━━ Record list ━━

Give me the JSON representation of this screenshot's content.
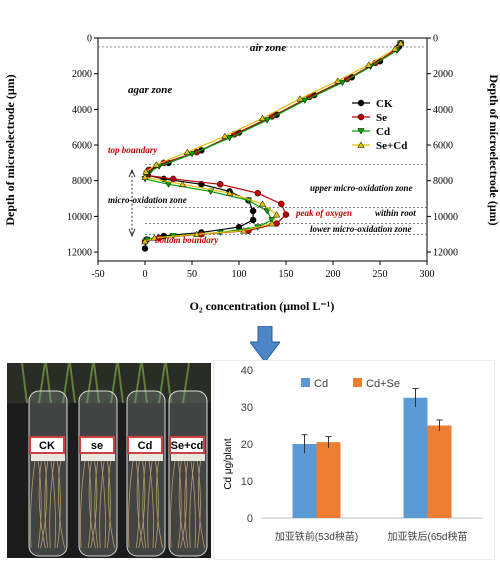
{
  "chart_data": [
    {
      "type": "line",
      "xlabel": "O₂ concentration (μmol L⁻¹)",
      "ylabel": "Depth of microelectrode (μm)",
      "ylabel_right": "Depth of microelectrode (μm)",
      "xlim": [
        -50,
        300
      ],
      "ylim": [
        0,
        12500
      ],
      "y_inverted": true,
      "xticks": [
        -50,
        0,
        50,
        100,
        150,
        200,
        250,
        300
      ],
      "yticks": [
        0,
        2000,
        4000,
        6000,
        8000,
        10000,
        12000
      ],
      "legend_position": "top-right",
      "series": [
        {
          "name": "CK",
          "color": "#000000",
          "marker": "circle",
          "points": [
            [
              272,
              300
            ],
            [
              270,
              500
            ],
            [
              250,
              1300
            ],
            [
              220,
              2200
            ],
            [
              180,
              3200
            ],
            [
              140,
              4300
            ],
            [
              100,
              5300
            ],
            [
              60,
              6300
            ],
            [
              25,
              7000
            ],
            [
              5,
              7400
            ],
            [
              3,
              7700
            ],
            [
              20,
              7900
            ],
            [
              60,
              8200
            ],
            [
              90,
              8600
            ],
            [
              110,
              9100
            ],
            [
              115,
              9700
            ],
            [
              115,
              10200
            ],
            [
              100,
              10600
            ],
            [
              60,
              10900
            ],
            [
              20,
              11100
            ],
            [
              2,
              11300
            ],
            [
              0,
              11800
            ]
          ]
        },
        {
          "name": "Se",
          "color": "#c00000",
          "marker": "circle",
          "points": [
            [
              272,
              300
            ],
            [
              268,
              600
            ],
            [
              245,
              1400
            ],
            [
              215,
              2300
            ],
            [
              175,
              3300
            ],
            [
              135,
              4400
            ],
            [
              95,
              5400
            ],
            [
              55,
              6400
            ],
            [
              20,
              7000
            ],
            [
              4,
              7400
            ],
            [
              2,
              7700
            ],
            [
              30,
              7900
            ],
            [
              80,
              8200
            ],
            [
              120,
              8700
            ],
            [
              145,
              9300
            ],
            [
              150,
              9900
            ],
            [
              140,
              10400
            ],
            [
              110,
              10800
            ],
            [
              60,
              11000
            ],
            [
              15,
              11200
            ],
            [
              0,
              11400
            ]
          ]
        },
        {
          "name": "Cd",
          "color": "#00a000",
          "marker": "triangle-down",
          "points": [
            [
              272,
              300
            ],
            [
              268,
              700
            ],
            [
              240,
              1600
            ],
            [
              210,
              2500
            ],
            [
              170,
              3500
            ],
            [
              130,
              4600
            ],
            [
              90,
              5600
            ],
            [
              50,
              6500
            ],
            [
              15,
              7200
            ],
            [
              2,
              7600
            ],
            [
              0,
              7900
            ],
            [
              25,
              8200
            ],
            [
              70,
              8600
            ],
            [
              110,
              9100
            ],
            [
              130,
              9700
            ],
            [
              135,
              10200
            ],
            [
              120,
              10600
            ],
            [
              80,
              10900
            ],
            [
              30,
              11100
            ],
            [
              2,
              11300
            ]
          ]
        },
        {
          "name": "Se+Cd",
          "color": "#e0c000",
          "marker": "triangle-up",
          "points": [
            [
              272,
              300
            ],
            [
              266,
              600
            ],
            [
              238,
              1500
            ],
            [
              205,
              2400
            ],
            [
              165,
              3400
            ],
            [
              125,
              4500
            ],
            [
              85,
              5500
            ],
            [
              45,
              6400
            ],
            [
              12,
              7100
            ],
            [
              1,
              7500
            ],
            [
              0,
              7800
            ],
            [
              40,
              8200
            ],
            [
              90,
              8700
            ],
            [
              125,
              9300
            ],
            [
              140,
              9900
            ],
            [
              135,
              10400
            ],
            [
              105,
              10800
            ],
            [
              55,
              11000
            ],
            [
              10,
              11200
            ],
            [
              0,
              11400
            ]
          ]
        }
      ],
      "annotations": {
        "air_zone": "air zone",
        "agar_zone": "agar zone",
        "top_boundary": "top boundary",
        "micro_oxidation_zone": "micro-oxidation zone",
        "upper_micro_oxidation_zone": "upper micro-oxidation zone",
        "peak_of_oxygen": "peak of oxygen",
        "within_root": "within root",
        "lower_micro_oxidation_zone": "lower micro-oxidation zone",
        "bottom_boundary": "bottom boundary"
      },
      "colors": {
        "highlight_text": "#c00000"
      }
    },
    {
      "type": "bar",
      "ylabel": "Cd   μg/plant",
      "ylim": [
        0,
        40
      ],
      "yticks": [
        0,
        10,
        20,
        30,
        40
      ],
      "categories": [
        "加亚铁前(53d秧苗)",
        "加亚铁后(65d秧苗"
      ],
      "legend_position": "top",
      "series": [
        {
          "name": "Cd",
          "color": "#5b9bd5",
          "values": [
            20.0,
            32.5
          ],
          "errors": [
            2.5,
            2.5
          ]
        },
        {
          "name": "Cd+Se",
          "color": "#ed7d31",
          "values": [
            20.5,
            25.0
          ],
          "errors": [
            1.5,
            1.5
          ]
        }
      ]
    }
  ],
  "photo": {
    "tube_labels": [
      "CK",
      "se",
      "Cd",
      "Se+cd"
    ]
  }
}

━━━
━━ Record list ━━

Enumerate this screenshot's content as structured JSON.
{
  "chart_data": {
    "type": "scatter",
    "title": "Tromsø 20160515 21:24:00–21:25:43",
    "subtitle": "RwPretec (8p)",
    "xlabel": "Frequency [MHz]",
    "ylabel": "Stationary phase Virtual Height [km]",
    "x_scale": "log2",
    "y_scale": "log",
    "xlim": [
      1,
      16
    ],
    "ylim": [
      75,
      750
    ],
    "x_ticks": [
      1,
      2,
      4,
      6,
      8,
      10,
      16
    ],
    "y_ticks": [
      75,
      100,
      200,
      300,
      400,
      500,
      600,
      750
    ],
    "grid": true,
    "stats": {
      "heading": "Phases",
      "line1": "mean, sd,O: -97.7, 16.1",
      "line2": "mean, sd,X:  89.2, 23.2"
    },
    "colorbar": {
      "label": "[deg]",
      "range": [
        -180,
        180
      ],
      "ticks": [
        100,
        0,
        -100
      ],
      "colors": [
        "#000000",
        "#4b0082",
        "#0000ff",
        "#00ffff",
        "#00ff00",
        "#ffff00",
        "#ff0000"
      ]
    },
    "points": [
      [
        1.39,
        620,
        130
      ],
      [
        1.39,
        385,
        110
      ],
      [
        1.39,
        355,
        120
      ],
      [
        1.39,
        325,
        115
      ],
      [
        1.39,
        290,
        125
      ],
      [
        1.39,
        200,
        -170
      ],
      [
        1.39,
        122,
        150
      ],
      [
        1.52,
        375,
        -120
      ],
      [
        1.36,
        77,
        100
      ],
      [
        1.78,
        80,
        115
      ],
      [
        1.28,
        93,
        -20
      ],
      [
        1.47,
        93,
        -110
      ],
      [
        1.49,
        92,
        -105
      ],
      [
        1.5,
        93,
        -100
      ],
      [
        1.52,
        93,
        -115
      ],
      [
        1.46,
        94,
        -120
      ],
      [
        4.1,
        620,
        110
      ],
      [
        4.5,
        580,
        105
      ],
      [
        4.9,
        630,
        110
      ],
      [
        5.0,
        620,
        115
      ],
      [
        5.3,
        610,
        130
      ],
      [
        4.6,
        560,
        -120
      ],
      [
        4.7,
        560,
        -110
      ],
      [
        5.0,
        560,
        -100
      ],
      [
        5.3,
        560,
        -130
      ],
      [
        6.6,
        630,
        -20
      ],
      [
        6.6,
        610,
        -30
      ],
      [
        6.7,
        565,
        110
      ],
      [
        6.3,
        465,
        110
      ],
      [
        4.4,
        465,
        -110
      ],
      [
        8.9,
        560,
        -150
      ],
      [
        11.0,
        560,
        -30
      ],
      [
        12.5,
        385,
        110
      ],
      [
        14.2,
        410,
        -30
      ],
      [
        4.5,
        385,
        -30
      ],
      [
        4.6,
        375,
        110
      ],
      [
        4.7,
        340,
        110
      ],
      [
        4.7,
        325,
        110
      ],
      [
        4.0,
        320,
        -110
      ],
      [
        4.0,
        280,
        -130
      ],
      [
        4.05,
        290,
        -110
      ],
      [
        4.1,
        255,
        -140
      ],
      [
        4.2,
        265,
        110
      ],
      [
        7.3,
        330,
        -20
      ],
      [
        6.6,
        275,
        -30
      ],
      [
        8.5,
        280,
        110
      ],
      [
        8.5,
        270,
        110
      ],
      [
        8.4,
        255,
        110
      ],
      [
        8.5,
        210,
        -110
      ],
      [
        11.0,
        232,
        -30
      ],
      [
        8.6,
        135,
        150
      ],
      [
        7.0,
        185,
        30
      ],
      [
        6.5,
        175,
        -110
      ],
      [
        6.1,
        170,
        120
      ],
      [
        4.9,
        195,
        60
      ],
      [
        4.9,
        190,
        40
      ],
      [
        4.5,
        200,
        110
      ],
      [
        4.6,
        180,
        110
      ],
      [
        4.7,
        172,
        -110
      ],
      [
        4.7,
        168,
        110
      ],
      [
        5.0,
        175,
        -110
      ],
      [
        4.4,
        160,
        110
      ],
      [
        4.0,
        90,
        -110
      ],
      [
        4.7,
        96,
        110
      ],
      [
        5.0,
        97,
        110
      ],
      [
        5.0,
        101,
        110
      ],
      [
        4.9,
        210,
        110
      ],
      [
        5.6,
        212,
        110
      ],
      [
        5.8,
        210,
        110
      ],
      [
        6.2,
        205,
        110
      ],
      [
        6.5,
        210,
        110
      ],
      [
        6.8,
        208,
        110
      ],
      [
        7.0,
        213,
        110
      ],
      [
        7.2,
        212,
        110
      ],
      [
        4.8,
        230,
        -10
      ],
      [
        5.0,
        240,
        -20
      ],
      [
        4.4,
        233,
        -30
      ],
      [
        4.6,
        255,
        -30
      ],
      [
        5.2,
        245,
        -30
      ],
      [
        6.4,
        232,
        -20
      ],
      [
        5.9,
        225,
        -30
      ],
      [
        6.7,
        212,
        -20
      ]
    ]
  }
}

━━━

Written task ▸ What is the number of lines that hold the string "this"? Give it alone.

Response below ▸ 2